--- START OF DATASET ROWS ---
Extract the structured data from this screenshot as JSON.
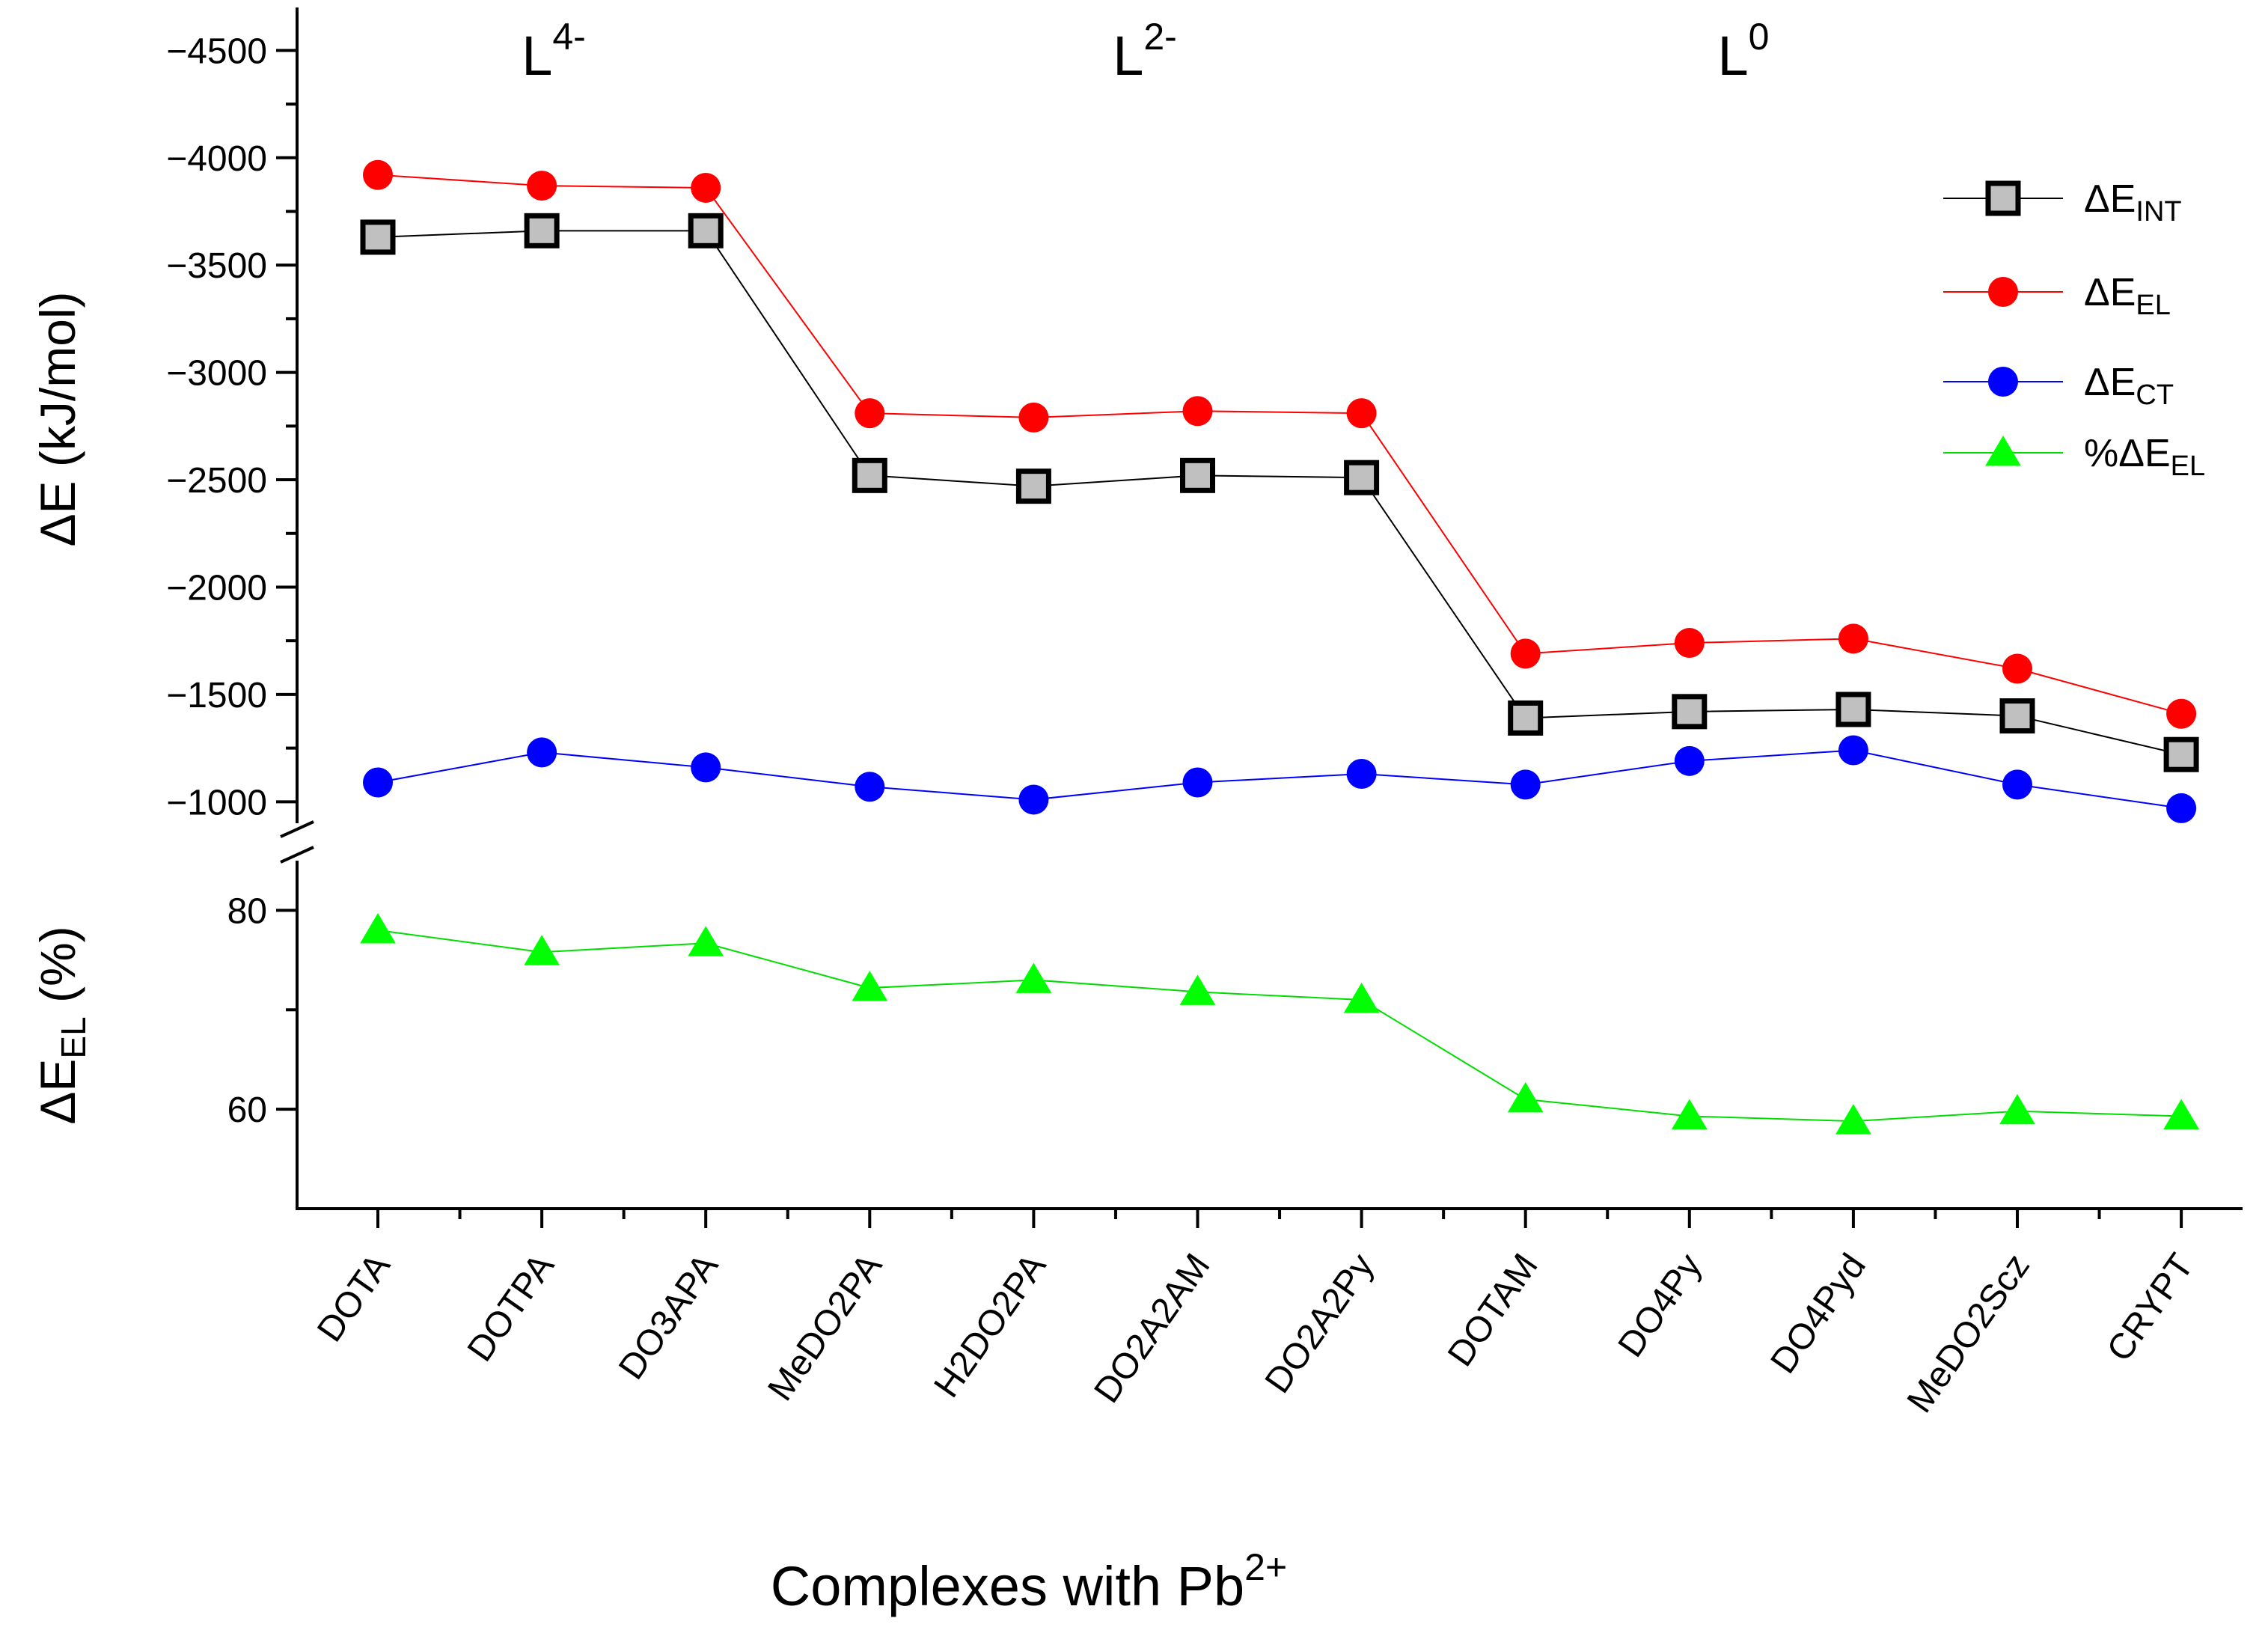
{
  "chart_data": {
    "type": "line",
    "x_title": "Complexes with Pb",
    "x_title_sup": "2+",
    "categories": [
      "DOTA",
      "DOTPA",
      "DO3APA",
      "MeDO2PA",
      "H2DO2PA",
      "DO2A2AM",
      "DO2A2Py",
      "DOTAM",
      "DO4Py",
      "DO4Pyd",
      "MeDO2Scz",
      "CRYPT"
    ],
    "top_panel": {
      "ylabel": "ΔE (kJ/mol)",
      "ylim": [
        -900,
        -4700
      ],
      "ticks": [
        -4500,
        -4000,
        -3500,
        -3000,
        -2500,
        -2000,
        -1500,
        -1000
      ],
      "tick_labels": [
        "−4500",
        "−4000",
        "−3500",
        "−3000",
        "−2500",
        "−2000",
        "−1500",
        "−1000"
      ],
      "series": [
        {
          "name": "ΔE",
          "sub": "INT",
          "color": "#000000",
          "fill": "#c0c0c0",
          "marker": "square",
          "values": [
            -3630,
            -3660,
            -3660,
            -2520,
            -2470,
            -2520,
            -2510,
            -1390,
            -1420,
            -1430,
            -1400,
            -1220
          ]
        },
        {
          "name": "ΔE",
          "sub": "EL",
          "color": "#ff0000",
          "fill": "#ff0000",
          "marker": "circle",
          "values": [
            -3920,
            -3870,
            -3860,
            -2810,
            -2790,
            -2820,
            -2810,
            -1690,
            -1740,
            -1760,
            -1620,
            -1410
          ]
        },
        {
          "name": "ΔE",
          "sub": "CT",
          "color": "#0000ff",
          "fill": "#0000ff",
          "marker": "circle",
          "values": [
            -1090,
            -1230,
            -1160,
            -1070,
            -1010,
            -1090,
            -1130,
            -1080,
            -1190,
            -1240,
            -1080,
            -970
          ]
        }
      ]
    },
    "bottom_panel": {
      "ylabel": "ΔE",
      "ylabel_sub": "EL",
      "ylabel_suffix": " (%)",
      "ylim": [
        50,
        85
      ],
      "ticks": [
        60,
        80
      ],
      "tick_labels": [
        "60",
        "80"
      ],
      "series": [
        {
          "name": "%ΔE",
          "sub": "EL",
          "color": "#00dd00",
          "fill": "#00ff00",
          "marker": "triangle",
          "values": [
            78.0,
            75.8,
            76.7,
            72.2,
            73.0,
            71.8,
            71.0,
            61.0,
            59.3,
            58.8,
            59.8,
            59.3
          ]
        }
      ]
    },
    "group_labels": [
      {
        "text": "L",
        "sup": "4-"
      },
      {
        "text": "L",
        "sup": "2-"
      },
      {
        "text": "L",
        "sup": "0"
      }
    ],
    "legend_position": "top-right"
  }
}
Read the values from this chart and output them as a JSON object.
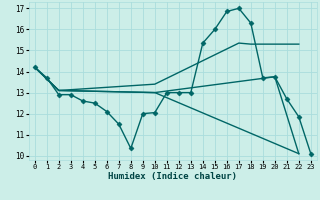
{
  "xlabel": "Humidex (Indice chaleur)",
  "bg_color": "#cceee8",
  "grid_color": "#aadddd",
  "line_color": "#006666",
  "xlim": [
    -0.5,
    23.5
  ],
  "ylim": [
    9.8,
    17.3
  ],
  "yticks": [
    10,
    11,
    12,
    13,
    14,
    15,
    16,
    17
  ],
  "xticks": [
    0,
    1,
    2,
    3,
    4,
    5,
    6,
    7,
    8,
    9,
    10,
    11,
    12,
    13,
    14,
    15,
    16,
    17,
    18,
    19,
    20,
    21,
    22,
    23
  ],
  "series": [
    {
      "x": [
        0,
        1,
        2,
        3,
        4,
        5,
        6,
        7,
        8,
        9,
        10,
        11,
        12,
        13,
        14,
        15,
        16,
        17,
        18,
        19,
        20,
        21,
        22,
        23
      ],
      "y": [
        14.2,
        13.7,
        12.9,
        12.9,
        12.6,
        12.5,
        12.1,
        11.5,
        10.35,
        12.0,
        12.05,
        13.0,
        13.0,
        13.0,
        15.35,
        16.0,
        16.85,
        17.0,
        16.3,
        13.7,
        13.75,
        12.7,
        11.85,
        10.1
      ],
      "has_markers": true
    },
    {
      "x": [
        0,
        2,
        10,
        17,
        18,
        22
      ],
      "y": [
        14.2,
        13.1,
        13.4,
        15.35,
        15.3,
        15.3
      ],
      "has_markers": false
    },
    {
      "x": [
        0,
        2,
        10,
        22
      ],
      "y": [
        14.2,
        13.1,
        13.0,
        10.1
      ],
      "has_markers": false
    },
    {
      "x": [
        0,
        2,
        10,
        20,
        22
      ],
      "y": [
        14.2,
        13.1,
        13.0,
        13.75,
        10.1
      ],
      "has_markers": false
    }
  ]
}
--- END OF DATASET ROWS ---
**YOUR INSTRUCTIONS**
With the pictures omitted, reproduce the records in full and exactly.

**RESULT FOR THIS TASK**
Extract the structured data from this screenshot as JSON.
{
  "chart_data": {
    "type": "line",
    "x_title": "Complexes with Pb",
    "x_title_sup": "2+",
    "categories": [
      "DOTA",
      "DOTPA",
      "DO3APA",
      "MeDO2PA",
      "H2DO2PA",
      "DO2A2AM",
      "DO2A2Py",
      "DOTAM",
      "DO4Py",
      "DO4Pyd",
      "MeDO2Scz",
      "CRYPT"
    ],
    "top_panel": {
      "ylabel": "ΔE (kJ/mol)",
      "ylim": [
        -900,
        -4700
      ],
      "ticks": [
        -4500,
        -4000,
        -3500,
        -3000,
        -2500,
        -2000,
        -1500,
        -1000
      ],
      "tick_labels": [
        "−4500",
        "−4000",
        "−3500",
        "−3000",
        "−2500",
        "−2000",
        "−1500",
        "−1000"
      ],
      "series": [
        {
          "name": "ΔE",
          "sub": "INT",
          "color": "#000000",
          "fill": "#c0c0c0",
          "marker": "square",
          "values": [
            -3630,
            -3660,
            -3660,
            -2520,
            -2470,
            -2520,
            -2510,
            -1390,
            -1420,
            -1430,
            -1400,
            -1220
          ]
        },
        {
          "name": "ΔE",
          "sub": "EL",
          "color": "#ff0000",
          "fill": "#ff0000",
          "marker": "circle",
          "values": [
            -3920,
            -3870,
            -3860,
            -2810,
            -2790,
            -2820,
            -2810,
            -1690,
            -1740,
            -1760,
            -1620,
            -1410
          ]
        },
        {
          "name": "ΔE",
          "sub": "CT",
          "color": "#0000ff",
          "fill": "#0000ff",
          "marker": "circle",
          "values": [
            -1090,
            -1230,
            -1160,
            -1070,
            -1010,
            -1090,
            -1130,
            -1080,
            -1190,
            -1240,
            -1080,
            -970
          ]
        }
      ]
    },
    "bottom_panel": {
      "ylabel": "ΔE",
      "ylabel_sub": "EL",
      "ylabel_suffix": " (%)",
      "ylim": [
        50,
        85
      ],
      "ticks": [
        60,
        80
      ],
      "tick_labels": [
        "60",
        "80"
      ],
      "series": [
        {
          "name": "%ΔE",
          "sub": "EL",
          "color": "#00dd00",
          "fill": "#00ff00",
          "marker": "triangle",
          "values": [
            78.0,
            75.8,
            76.7,
            72.2,
            73.0,
            71.8,
            71.0,
            61.0,
            59.3,
            58.8,
            59.8,
            59.3
          ]
        }
      ]
    },
    "group_labels": [
      {
        "text": "L",
        "sup": "4-"
      },
      {
        "text": "L",
        "sup": "2-"
      },
      {
        "text": "L",
        "sup": "0"
      }
    ],
    "legend_position": "top-right"
  }
}
Read the values from this chart and output them as a JSON object.
{
  "xlabel": "Humidex (Indice chaleur)",
  "bg_color": "#cceee8",
  "grid_color": "#aadddd",
  "line_color": "#006666",
  "xlim": [
    -0.5,
    23.5
  ],
  "ylim": [
    9.8,
    17.3
  ],
  "yticks": [
    10,
    11,
    12,
    13,
    14,
    15,
    16,
    17
  ],
  "xticks": [
    0,
    1,
    2,
    3,
    4,
    5,
    6,
    7,
    8,
    9,
    10,
    11,
    12,
    13,
    14,
    15,
    16,
    17,
    18,
    19,
    20,
    21,
    22,
    23
  ],
  "series": [
    {
      "x": [
        0,
        1,
        2,
        3,
        4,
        5,
        6,
        7,
        8,
        9,
        10,
        11,
        12,
        13,
        14,
        15,
        16,
        17,
        18,
        19,
        20,
        21,
        22,
        23
      ],
      "y": [
        14.2,
        13.7,
        12.9,
        12.9,
        12.6,
        12.5,
        12.1,
        11.5,
        10.35,
        12.0,
        12.05,
        13.0,
        13.0,
        13.0,
        15.35,
        16.0,
        16.85,
        17.0,
        16.3,
        13.7,
        13.75,
        12.7,
        11.85,
        10.1
      ],
      "has_markers": true
    },
    {
      "x": [
        0,
        2,
        10,
        17,
        18,
        22
      ],
      "y": [
        14.2,
        13.1,
        13.4,
        15.35,
        15.3,
        15.3
      ],
      "has_markers": false
    },
    {
      "x": [
        0,
        2,
        10,
        22
      ],
      "y": [
        14.2,
        13.1,
        13.0,
        10.1
      ],
      "has_markers": false
    },
    {
      "x": [
        0,
        2,
        10,
        20,
        22
      ],
      "y": [
        14.2,
        13.1,
        13.0,
        13.75,
        10.1
      ],
      "has_markers": false
    }
  ]
}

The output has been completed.